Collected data
☆ ☆ ☆

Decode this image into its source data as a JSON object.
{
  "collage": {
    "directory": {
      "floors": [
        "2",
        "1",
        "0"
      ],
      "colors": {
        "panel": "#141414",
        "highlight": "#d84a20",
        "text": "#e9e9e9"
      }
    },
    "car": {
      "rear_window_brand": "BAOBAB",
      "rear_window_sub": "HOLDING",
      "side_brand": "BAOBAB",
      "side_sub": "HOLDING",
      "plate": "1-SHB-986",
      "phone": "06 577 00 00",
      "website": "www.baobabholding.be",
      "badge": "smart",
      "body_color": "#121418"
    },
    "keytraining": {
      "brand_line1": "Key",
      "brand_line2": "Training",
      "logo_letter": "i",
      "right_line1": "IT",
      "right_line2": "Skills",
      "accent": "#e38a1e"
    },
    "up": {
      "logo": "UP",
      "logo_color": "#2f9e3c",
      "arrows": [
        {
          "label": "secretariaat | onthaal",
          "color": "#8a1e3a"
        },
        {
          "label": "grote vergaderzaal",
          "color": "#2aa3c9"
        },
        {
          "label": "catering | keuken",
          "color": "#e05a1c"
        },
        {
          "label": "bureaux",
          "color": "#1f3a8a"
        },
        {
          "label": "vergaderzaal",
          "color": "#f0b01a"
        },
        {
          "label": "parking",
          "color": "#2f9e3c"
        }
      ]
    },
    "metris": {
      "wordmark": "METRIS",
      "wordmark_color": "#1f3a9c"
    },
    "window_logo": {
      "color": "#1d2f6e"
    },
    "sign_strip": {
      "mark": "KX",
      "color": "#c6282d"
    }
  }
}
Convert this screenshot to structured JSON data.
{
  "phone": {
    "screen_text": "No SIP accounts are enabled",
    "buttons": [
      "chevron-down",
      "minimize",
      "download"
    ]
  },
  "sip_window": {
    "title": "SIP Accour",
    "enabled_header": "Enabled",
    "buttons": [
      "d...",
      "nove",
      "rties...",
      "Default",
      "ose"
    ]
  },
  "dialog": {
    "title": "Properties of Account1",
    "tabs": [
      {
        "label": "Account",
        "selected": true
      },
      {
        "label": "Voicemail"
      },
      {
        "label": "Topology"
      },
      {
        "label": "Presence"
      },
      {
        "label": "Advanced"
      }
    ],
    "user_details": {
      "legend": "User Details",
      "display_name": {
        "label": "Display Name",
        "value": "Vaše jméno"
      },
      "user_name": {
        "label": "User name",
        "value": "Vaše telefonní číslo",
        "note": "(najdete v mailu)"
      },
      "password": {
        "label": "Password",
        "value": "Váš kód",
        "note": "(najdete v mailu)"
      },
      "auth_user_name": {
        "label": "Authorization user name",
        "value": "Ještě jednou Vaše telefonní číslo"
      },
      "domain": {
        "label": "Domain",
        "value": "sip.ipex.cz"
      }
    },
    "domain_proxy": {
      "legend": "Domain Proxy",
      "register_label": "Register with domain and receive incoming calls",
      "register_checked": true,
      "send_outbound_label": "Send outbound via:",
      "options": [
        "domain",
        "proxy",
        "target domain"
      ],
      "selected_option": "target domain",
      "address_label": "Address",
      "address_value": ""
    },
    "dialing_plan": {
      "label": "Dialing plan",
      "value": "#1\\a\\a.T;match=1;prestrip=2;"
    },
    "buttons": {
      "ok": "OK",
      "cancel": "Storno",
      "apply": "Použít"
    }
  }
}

☆ ☆ ☆

■ Work instructions ■
Each record must be returned exactly as it is written.

■ Task solution ■
Decode this image into its source data as a JSON object.
{
  "collage": {
    "directory": {
      "floors": [
        "2",
        "1",
        "0"
      ],
      "colors": {
        "panel": "#141414",
        "highlight": "#d84a20",
        "text": "#e9e9e9"
      }
    },
    "car": {
      "rear_window_brand": "BAOBAB",
      "rear_window_sub": "HOLDING",
      "side_brand": "BAOBAB",
      "side_sub": "HOLDING",
      "plate": "1-SHB-986",
      "phone": "06 577 00 00",
      "website": "www.baobabholding.be",
      "badge": "smart",
      "body_color": "#121418"
    },
    "keytraining": {
      "brand_line1": "Key",
      "brand_line2": "Training",
      "logo_letter": "i",
      "right_line1": "IT",
      "right_line2": "Skills",
      "accent": "#e38a1e"
    },
    "up": {
      "logo": "UP",
      "logo_color": "#2f9e3c",
      "arrows": [
        {
          "label": "secretariaat | onthaal",
          "color": "#8a1e3a"
        },
        {
          "label": "grote vergaderzaal",
          "color": "#2aa3c9"
        },
        {
          "label": "catering | keuken",
          "color": "#e05a1c"
        },
        {
          "label": "bureaux",
          "color": "#1f3a8a"
        },
        {
          "label": "vergaderzaal",
          "color": "#f0b01a"
        },
        {
          "label": "parking",
          "color": "#2f9e3c"
        }
      ]
    },
    "metris": {
      "wordmark": "METRIS",
      "wordmark_color": "#1f3a9c"
    },
    "window_logo": {
      "color": "#1d2f6e"
    },
    "sign_strip": {
      "mark": "KX",
      "color": "#c6282d"
    }
  }
}
Convert this screenshot to structured JSON data.
{
  "phone": {
    "screen_text": "No SIP accounts are enabled",
    "buttons": [
      "chevron-down",
      "minimize",
      "download"
    ]
  },
  "sip_window": {
    "title": "SIP Accour",
    "enabled_header": "Enabled",
    "buttons": [
      "d...",
      "nove",
      "rties...",
      "Default",
      "ose"
    ]
  },
  "dialog": {
    "title": "Properties of Account1",
    "tabs": [
      {
        "label": "Account",
        "selected": true
      },
      {
        "label": "Voicemail"
      },
      {
        "label": "Topology"
      },
      {
        "label": "Presence"
      },
      {
        "label": "Advanced"
      }
    ],
    "user_details": {
      "legend": "User Details",
      "display_name": {
        "label": "Display Name",
        "value": "Vaše jméno"
      },
      "user_name": {
        "label": "User name",
        "value": "Vaše telefonní číslo",
        "note": "(najdete v mailu)"
      },
      "password": {
        "label": "Password",
        "value": "Váš kód",
        "note": "(najdete v mailu)"
      },
      "auth_user_name": {
        "label": "Authorization user name",
        "value": "Ještě jednou Vaše telefonní číslo"
      },
      "domain": {
        "label": "Domain",
        "value": "sip.ipex.cz"
      }
    },
    "domain_proxy": {
      "legend": "Domain Proxy",
      "register_label": "Register with domain and receive incoming calls",
      "register_checked": true,
      "send_outbound_label": "Send outbound via:",
      "options": [
        "domain",
        "proxy",
        "target domain"
      ],
      "selected_option": "target domain",
      "address_label": "Address",
      "address_value": ""
    },
    "dialing_plan": {
      "label": "Dialing plan",
      "value": "#1\\a\\a.T;match=1;prestrip=2;"
    },
    "buttons": {
      "ok": "OK",
      "cancel": "Storno",
      "apply": "Použít"
    }
  }
}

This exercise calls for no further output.